**TASK DESCRIPTION**. Your task is to copy every line of this material exactly.

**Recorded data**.
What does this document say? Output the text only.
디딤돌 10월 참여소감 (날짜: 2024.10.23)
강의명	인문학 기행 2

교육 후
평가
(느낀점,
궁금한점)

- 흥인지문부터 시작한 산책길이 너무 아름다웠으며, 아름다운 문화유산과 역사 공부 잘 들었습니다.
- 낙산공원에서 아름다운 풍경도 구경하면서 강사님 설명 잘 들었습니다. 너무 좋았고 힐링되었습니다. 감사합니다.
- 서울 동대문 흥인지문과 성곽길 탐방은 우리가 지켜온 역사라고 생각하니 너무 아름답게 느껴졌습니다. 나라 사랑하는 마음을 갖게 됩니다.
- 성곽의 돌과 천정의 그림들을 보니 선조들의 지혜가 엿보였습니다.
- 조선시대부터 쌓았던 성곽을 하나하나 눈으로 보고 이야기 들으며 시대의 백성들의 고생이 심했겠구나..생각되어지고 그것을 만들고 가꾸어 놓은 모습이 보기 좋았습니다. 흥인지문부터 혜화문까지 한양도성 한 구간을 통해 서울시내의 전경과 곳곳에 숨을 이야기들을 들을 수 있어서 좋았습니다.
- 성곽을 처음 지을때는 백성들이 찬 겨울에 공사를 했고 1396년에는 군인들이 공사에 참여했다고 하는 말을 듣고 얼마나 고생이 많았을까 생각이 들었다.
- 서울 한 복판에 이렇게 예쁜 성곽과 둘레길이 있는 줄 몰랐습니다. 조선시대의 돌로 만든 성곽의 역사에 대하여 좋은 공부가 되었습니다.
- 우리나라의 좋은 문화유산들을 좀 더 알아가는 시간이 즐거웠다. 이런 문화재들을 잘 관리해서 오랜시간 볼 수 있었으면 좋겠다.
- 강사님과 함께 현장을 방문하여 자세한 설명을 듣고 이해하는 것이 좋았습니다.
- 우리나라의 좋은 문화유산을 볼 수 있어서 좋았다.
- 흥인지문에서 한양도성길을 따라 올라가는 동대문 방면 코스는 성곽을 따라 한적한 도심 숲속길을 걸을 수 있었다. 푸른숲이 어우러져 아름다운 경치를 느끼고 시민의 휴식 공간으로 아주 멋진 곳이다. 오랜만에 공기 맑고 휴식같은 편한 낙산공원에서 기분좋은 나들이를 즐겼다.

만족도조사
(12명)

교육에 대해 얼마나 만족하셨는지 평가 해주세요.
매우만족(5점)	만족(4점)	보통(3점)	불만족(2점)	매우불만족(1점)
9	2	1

**CORRECT RESULT**.
What does this document say? Output the text only.
디딤돌 10월 참여소감 (날짜: 2024.10.23)
강의명	인문학 기행 2

교육 후
평가
(느낀점,
궁금한점)

- 흥인지문부터 시작한 산책길이 너무 아름다웠으며, 아름다운 문화유산과 역사 공부 잘 들었습니다.
- 낙산공원에서 아름다운 풍경도 구경하면서 강사님 설명 잘 들었습니다. 너무 좋았고 힐링되었습니다. 감사합니다.
- 서울 동대문 흥인지문과 성곽길 탐방은 우리가 지켜온 역사라고 생각하니 너무 아름답게 느껴졌습니다. 나라 사랑하는 마음을 갖게 됩니다.
- 성곽의 돌과 천정의 그림들을 보니 선조들의 지혜가 엿보였습니다.
- 조선시대부터 쌓았던 성곽을 하나하나 눈으로 보고 이야기 들으며 시대의 백성들의 고생이 심했겠구나..생각되어지고 그것을 만들고 가꾸어 놓은 모습이 보기 좋았습니다. 흥인지문부터 혜화문까지 한양도성 한 구간을 통해 서울시내의 전경과 곳곳에 숨을 이야기들을 들을 수 있어서 좋았습니다.
- 성곽을 처음 지을때는 백성들이 찬 겨울에 공사를 했고 1396년에는 군인들이 공사에 참여했다고 하는 말을 듣고 얼마나 고생이 많았을까 생각이 들었다.
- 서울 한 복판에 이렇게 예쁜 성곽과 둘레길이 있는 줄 몰랐습니다. 조선시대의 돌로 만든 성곽의 역사에 대하여 좋은 공부가 되었습니다.
- 우리나라의 좋은 문화유산들을 좀 더 알아가는 시간이 즐거웠다. 이런 문화재들을 잘 관리해서 오랜시간 볼 수 있었으면 좋겠다.
- 강사님과 함께 현장을 방문하여 자세한 설명을 듣고 이해하는 것이 좋았습니다.
- 우리나라의 좋은 문화유산을 볼 수 있어서 좋았다.
- 흥인지문에서 한양도성길을 따라 올라가는 동대문 방면 코스는 성곽을 따라 한적한 도심 숲속길을 걸을 수 있었다. 푸른숲이 어우러져 아름다운 경치를 느끼고 시민의 휴식 공간으로 아주 멋진 곳이다. 오랜만에 공기 맑고 휴식같은 편한 낙산공원에서 기분좋은 나들이를 즐겼다.

만족도조사
(12명)

교육에 대해 얼마나 만족하셨는지 평가 해주세요.
매우만족(5점)	만족(4점)	보통(3점)	불만족(2점)	매우불만족(1점)
9	2	1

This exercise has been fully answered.